» **Short task**
Please write out the rows from the first line down through the line that contains "- pressure-dropdown-icon: ▾: [431, 178, 438, 194]", inclusive, reproducing each one without any change.

» **Data provided**
*****

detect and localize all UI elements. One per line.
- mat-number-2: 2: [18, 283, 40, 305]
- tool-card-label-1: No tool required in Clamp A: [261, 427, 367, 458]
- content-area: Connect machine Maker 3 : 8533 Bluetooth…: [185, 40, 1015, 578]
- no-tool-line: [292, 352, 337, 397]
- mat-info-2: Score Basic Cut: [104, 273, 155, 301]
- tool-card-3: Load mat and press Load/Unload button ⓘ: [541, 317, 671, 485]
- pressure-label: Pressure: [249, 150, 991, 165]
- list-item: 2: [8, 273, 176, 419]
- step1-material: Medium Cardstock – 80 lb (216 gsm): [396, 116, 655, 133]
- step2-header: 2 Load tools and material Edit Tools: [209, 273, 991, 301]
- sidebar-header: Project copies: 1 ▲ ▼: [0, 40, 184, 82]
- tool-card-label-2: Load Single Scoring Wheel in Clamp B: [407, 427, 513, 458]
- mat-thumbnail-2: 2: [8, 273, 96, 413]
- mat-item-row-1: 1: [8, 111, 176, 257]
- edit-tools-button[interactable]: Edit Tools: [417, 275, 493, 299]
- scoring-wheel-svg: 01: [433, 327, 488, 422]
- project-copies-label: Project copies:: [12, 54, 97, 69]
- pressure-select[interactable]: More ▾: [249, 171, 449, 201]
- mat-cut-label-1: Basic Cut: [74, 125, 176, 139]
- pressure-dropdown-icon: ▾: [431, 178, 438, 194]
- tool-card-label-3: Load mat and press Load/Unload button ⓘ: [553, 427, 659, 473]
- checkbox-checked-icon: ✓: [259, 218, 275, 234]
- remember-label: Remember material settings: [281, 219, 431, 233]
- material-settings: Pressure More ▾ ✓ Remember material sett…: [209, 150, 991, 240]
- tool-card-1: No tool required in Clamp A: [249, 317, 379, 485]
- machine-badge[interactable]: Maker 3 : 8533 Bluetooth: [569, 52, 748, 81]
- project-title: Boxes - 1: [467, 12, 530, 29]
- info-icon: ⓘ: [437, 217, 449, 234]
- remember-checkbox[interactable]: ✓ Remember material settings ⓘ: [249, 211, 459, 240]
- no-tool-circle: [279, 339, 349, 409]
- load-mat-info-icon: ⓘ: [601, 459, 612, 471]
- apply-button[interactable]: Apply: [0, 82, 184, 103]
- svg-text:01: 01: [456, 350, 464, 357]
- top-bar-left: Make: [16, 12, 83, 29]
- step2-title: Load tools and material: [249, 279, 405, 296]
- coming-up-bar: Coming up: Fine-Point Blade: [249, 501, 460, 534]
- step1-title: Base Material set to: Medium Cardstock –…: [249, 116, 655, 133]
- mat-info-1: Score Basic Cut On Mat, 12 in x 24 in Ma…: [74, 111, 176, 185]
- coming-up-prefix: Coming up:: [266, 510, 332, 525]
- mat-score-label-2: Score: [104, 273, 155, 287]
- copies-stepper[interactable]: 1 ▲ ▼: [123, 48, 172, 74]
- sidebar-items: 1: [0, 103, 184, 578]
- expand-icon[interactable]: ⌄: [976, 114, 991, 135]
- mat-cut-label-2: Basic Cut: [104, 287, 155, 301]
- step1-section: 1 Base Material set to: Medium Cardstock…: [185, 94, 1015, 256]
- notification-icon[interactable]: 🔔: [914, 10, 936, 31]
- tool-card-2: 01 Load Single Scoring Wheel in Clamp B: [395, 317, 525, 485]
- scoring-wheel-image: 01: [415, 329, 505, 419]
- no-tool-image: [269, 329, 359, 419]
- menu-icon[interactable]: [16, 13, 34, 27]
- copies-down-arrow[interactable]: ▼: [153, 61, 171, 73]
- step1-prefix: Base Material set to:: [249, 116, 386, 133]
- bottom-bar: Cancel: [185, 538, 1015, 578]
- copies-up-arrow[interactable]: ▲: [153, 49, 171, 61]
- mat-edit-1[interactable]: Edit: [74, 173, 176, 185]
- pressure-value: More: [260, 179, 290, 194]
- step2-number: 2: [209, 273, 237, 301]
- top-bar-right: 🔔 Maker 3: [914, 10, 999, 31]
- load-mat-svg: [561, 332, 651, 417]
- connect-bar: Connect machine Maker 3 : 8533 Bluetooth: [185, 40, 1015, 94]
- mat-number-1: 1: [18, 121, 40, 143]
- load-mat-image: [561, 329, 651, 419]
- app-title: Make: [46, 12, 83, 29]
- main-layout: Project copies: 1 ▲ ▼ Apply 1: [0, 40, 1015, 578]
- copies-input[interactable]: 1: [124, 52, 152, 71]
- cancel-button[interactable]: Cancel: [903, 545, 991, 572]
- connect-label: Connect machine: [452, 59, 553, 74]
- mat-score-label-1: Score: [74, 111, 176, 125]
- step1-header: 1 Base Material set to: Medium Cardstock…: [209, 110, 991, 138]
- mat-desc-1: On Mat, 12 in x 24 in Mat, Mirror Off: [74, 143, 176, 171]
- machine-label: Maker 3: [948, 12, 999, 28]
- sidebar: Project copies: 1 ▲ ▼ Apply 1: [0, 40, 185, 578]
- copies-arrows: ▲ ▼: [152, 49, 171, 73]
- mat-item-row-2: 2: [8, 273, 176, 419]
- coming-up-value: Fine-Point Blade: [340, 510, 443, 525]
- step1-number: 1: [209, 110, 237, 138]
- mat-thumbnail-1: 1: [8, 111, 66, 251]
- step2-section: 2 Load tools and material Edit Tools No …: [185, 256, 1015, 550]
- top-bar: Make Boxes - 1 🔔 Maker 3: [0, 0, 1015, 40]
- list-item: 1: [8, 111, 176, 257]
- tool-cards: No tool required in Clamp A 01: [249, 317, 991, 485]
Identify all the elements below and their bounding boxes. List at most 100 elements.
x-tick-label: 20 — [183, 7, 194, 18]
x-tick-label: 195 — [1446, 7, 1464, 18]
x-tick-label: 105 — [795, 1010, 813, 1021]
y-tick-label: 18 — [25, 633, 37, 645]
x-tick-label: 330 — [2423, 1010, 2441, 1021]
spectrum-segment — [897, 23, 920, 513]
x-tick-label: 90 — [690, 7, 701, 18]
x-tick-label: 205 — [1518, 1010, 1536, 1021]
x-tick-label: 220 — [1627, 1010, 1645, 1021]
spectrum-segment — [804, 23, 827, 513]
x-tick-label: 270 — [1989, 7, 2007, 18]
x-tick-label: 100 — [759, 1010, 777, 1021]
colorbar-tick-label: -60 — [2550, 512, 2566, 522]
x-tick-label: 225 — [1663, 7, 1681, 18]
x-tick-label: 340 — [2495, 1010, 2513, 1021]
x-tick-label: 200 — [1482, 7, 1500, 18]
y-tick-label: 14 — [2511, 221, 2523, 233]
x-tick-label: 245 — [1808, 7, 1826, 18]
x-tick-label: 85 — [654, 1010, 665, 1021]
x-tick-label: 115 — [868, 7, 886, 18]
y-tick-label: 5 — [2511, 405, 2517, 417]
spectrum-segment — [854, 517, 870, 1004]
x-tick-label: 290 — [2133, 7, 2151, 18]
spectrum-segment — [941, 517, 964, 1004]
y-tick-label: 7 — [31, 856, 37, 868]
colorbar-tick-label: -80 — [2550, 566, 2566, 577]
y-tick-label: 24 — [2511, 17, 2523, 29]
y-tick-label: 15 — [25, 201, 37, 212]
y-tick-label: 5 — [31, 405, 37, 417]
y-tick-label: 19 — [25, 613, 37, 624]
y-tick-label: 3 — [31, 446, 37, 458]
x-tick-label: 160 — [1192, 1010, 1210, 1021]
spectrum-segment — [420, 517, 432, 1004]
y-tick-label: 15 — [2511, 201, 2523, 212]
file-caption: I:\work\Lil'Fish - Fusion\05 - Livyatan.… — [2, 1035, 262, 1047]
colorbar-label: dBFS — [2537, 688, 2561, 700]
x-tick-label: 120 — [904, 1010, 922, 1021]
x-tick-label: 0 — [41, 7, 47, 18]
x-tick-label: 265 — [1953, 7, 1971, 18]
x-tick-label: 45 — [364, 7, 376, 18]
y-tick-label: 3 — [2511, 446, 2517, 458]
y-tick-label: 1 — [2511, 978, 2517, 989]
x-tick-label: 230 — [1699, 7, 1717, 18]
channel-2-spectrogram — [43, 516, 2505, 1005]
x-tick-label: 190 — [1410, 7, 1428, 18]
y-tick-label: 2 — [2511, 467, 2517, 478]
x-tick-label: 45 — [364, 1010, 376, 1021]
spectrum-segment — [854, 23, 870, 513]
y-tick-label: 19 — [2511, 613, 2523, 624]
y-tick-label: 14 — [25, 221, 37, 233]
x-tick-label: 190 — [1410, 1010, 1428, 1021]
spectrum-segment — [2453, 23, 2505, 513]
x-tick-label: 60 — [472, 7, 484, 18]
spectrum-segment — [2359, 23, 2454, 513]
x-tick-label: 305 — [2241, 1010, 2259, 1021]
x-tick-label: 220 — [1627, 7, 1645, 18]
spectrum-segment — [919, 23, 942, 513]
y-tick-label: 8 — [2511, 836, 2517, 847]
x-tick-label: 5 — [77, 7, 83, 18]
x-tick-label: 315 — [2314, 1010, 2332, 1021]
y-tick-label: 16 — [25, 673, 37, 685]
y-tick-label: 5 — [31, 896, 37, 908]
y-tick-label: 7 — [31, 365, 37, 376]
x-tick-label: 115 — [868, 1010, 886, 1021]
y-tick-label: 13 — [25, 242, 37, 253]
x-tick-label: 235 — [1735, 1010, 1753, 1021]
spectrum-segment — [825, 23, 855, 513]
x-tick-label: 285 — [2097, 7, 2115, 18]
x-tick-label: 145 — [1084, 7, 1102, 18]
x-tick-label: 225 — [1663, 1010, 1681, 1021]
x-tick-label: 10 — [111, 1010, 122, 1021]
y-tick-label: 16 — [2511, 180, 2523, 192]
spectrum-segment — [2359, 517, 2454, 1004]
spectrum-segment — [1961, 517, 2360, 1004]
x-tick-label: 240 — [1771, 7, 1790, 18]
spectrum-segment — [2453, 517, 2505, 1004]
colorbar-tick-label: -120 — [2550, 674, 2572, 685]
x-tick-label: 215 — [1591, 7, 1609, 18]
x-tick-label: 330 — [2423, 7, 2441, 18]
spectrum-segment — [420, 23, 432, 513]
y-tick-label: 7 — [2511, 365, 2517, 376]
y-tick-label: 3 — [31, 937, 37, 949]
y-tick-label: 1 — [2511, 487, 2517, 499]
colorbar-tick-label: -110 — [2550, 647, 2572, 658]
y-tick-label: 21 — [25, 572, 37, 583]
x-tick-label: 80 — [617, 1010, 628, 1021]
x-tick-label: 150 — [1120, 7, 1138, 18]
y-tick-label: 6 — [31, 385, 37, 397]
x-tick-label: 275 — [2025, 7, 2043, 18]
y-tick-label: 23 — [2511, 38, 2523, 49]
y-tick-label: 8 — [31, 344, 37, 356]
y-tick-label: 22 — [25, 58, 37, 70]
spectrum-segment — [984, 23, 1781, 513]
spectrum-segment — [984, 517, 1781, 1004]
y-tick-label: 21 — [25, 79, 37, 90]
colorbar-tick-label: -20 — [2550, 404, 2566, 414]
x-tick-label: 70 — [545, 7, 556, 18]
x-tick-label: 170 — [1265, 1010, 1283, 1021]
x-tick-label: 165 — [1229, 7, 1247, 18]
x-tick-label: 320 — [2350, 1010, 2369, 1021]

*****

» **Solution for this problem**
detect and localize all UI elements. One per line.
- mat-number-2: 2: [18, 283, 40, 305]
- tool-card-label-1: No tool required in Clamp A: [261, 427, 367, 458]
- content-area: Connect machine Maker 3 : 8533 Bluetooth…: [185, 40, 1015, 578]
- no-tool-line: [292, 352, 337, 397]
- mat-info-2: Score Basic Cut: [104, 273, 155, 301]
- tool-card-3: Load mat and press Load/Unload button ⓘ: [541, 317, 671, 485]
- pressure-label: Pressure: [249, 150, 991, 165]
- list-item: 2: [8, 273, 176, 419]
- step1-material: Medium Cardstock – 80 lb (216 gsm): [396, 116, 655, 133]
- step2-header: 2 Load tools and material Edit Tools: [209, 273, 991, 301]
- sidebar-header: Project copies: 1 ▲ ▼: [0, 40, 184, 82]
- tool-card-label-2: Load Single Scoring Wheel in Clamp B: [407, 427, 513, 458]
- mat-thumbnail-2: 2: [8, 273, 96, 413]
- mat-item-row-1: 1: [8, 111, 176, 257]
- edit-tools-button[interactable]: Edit Tools: [417, 275, 493, 299]
- scoring-wheel-svg: 01: [433, 327, 488, 422]
- project-copies-label: Project copies:: [12, 54, 97, 69]
- pressure-select[interactable]: More ▾: [249, 171, 449, 201]
- mat-cut-label-1: Basic Cut: [74, 125, 176, 139]
- pressure-dropdown-icon: ▾: [431, 178, 438, 194]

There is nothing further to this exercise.